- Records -
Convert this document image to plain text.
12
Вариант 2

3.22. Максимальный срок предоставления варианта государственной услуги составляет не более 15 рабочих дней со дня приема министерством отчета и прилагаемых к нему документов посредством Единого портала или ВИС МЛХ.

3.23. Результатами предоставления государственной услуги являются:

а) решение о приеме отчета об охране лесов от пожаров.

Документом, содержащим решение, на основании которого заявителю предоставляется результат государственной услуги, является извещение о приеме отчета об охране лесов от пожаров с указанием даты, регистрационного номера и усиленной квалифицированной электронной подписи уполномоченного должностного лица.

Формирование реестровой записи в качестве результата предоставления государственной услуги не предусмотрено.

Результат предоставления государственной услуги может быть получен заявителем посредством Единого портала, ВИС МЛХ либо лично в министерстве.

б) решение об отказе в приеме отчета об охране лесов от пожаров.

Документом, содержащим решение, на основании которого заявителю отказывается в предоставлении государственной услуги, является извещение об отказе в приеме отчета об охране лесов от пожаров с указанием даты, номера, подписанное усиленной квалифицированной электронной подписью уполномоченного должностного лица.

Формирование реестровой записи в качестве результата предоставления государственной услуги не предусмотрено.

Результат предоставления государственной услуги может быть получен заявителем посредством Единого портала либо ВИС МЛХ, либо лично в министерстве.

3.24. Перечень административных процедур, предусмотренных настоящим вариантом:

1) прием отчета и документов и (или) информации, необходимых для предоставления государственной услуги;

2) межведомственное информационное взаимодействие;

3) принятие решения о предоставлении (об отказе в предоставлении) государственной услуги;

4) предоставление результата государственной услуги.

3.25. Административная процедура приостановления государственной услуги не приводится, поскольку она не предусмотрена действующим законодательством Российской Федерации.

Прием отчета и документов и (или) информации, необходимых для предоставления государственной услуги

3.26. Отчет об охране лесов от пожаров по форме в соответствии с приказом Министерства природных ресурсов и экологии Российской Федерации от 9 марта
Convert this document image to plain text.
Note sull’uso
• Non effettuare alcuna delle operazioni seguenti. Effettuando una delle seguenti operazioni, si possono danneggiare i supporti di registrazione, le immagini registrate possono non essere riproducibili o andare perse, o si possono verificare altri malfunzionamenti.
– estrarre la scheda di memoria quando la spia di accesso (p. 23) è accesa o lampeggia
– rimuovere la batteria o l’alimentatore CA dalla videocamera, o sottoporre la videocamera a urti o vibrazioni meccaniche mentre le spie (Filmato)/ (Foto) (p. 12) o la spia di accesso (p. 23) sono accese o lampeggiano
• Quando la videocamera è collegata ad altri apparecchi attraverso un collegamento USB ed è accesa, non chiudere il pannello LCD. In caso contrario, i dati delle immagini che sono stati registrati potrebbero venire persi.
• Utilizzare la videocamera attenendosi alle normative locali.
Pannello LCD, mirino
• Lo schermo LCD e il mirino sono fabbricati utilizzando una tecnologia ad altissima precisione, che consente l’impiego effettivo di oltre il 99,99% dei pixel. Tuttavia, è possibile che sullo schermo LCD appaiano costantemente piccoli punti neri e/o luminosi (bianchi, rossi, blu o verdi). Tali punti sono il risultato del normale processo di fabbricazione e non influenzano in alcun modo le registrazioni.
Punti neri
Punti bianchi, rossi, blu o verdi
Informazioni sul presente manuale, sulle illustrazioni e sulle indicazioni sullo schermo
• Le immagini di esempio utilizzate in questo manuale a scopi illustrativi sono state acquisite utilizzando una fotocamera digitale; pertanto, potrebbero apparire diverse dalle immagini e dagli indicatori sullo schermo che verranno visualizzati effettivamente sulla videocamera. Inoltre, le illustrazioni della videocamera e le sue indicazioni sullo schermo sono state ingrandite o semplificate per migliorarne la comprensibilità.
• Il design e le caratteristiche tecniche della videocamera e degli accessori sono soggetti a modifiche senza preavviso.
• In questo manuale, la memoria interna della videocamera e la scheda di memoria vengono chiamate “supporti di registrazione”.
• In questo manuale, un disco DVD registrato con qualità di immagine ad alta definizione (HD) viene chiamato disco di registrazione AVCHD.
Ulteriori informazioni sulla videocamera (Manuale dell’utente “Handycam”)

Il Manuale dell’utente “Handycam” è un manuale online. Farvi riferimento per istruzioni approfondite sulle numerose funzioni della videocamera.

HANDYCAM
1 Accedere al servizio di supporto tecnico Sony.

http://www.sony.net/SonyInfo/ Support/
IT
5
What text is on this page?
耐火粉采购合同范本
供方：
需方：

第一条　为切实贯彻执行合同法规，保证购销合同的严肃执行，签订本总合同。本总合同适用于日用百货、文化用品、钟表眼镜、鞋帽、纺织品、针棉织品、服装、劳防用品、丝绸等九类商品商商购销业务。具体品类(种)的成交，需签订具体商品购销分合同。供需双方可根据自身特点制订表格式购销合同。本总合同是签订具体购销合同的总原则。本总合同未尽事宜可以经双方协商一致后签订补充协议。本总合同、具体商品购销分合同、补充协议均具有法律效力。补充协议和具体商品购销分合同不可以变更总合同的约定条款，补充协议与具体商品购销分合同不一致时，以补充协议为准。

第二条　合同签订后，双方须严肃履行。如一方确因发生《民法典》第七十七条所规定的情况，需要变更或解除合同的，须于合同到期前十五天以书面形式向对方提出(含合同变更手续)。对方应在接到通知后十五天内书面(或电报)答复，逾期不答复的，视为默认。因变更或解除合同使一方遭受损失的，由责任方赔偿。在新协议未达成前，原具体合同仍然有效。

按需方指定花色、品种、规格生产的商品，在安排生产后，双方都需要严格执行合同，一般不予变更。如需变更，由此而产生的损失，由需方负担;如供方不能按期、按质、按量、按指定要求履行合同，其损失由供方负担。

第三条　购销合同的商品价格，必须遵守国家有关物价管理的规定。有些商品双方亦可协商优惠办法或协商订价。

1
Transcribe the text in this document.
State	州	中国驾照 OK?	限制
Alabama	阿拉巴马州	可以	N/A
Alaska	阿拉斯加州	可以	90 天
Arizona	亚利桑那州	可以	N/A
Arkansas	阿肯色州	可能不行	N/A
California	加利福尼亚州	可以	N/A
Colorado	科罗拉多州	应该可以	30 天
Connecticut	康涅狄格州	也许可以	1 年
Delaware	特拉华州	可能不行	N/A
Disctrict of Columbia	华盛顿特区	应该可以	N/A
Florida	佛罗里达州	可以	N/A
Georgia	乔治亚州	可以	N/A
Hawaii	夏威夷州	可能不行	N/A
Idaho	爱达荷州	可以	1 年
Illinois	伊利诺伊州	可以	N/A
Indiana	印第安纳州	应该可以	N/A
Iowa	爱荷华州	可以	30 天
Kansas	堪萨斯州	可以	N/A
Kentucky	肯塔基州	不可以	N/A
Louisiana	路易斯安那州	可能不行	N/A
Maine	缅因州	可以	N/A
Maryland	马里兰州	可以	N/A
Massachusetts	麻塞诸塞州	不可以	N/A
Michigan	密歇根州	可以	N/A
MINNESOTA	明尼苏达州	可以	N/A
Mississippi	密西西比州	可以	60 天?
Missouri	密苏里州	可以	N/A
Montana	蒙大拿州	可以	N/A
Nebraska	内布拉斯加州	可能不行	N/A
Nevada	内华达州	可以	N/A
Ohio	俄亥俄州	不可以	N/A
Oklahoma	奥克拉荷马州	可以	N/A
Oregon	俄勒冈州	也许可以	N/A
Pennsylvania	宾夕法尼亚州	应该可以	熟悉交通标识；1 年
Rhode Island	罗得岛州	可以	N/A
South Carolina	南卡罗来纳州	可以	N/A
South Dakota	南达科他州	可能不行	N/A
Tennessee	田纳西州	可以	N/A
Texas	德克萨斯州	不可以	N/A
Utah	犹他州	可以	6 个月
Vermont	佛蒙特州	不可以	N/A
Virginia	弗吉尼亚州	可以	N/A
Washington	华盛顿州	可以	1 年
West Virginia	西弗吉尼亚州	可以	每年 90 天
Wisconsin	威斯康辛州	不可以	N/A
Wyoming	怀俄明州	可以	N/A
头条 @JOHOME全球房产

- DIRECTIONS -
Everything from the line that contains "What text is on this page?" through the end of the records must be duplicated exactly, and nothing outside that range.

- OUTPUT OF THE EXERCISE -
What text is on this page?
耐火粉采购合同范本
供方：
需方：

第一条　为切实贯彻执行合同法规，保证购销合同的严肃执行，签订本总合同。本总合同适用于日用百货、文化用品、钟表眼镜、鞋帽、纺织品、针棉织品、服装、劳防用品、丝绸等九类商品商商购销业务。具体品类(种)的成交，需签订具体商品购销分合同。供需双方可根据自身特点制订表格式购销合同。本总合同是签订具体购销合同的总原则。本总合同未尽事宜可以经双方协商一致后签订补充协议。本总合同、具体商品购销分合同、补充协议均具有法律效力。补充协议和具体商品购销分合同不可以变更总合同的约定条款，补充协议与具体商品购销分合同不一致时，以补充协议为准。

第二条　合同签订后，双方须严肃履行。如一方确因发生《民法典》第七十七条所规定的情况，需要变更或解除合同的，须于合同到期前十五天以书面形式向对方提出(含合同变更手续)。对方应在接到通知后十五天内书面(或电报)答复，逾期不答复的，视为默认。因变更或解除合同使一方遭受损失的，由责任方赔偿。在新协议未达成前，原具体合同仍然有效。

按需方指定花色、品种、规格生产的商品，在安排生产后，双方都需要严格执行合同，一般不予变更。如需变更，由此而产生的损失，由需方负担;如供方不能按期、按质、按量、按指定要求履行合同，其损失由供方负担。

第三条　购销合同的商品价格，必须遵守国家有关物价管理的规定。有些商品双方亦可协商优惠办法或协商订价。

1
Transcribe the text in this document.
State	州	中国驾照 OK?	限制
Alabama	阿拉巴马州	可以	N/A
Alaska	阿拉斯加州	可以	90 天
Arizona	亚利桑那州	可以	N/A
Arkansas	阿肯色州	可能不行	N/A
California	加利福尼亚州	可以	N/A
Colorado	科罗拉多州	应该可以	30 天
Connecticut	康涅狄格州	也许可以	1 年
Delaware	特拉华州	可能不行	N/A
Disctrict of Columbia	华盛顿特区	应该可以	N/A
Florida	佛罗里达州	可以	N/A
Georgia	乔治亚州	可以	N/A
Hawaii	夏威夷州	可能不行	N/A
Idaho	爱达荷州	可以	1 年
Illinois	伊利诺伊州	可以	N/A
Indiana	印第安纳州	应该可以	N/A
Iowa	爱荷华州	可以	30 天
Kansas	堪萨斯州	可以	N/A
Kentucky	肯塔基州	不可以	N/A
Louisiana	路易斯安那州	可能不行	N/A
Maine	缅因州	可以	N/A
Maryland	马里兰州	可以	N/A
Massachusetts	麻塞诸塞州	不可以	N/A
Michigan	密歇根州	可以	N/A
MINNESOTA	明尼苏达州	可以	N/A
Mississippi	密西西比州	可以	60 天?
Missouri	密苏里州	可以	N/A
Montana	蒙大拿州	可以	N/A
Nebraska	内布拉斯加州	可能不行	N/A
Nevada	内华达州	可以	N/A
Ohio	俄亥俄州	不可以	N/A
Oklahoma	奥克拉荷马州	可以	N/A
Oregon	俄勒冈州	也许可以	N/A
Pennsylvania	宾夕法尼亚州	应该可以	熟悉交通标识；1 年
Rhode Island	罗得岛州	可以	N/A
South Carolina	南卡罗来纳州	可以	N/A
South Dakota	南达科他州	可能不行	N/A
Tennessee	田纳西州	可以	N/A
Texas	德克萨斯州	不可以	N/A
Utah	犹他州	可以	6 个月
Vermont	佛蒙特州	不可以	N/A
Virginia	弗吉尼亚州	可以	N/A
Washington	华盛顿州	可以	1 年
West Virginia	西弗吉尼亚州	可以	每年 90 天
Wisconsin	威斯康辛州	不可以	N/A
Wyoming	怀俄明州	可以	N/A
头条 @JOHOME全球房产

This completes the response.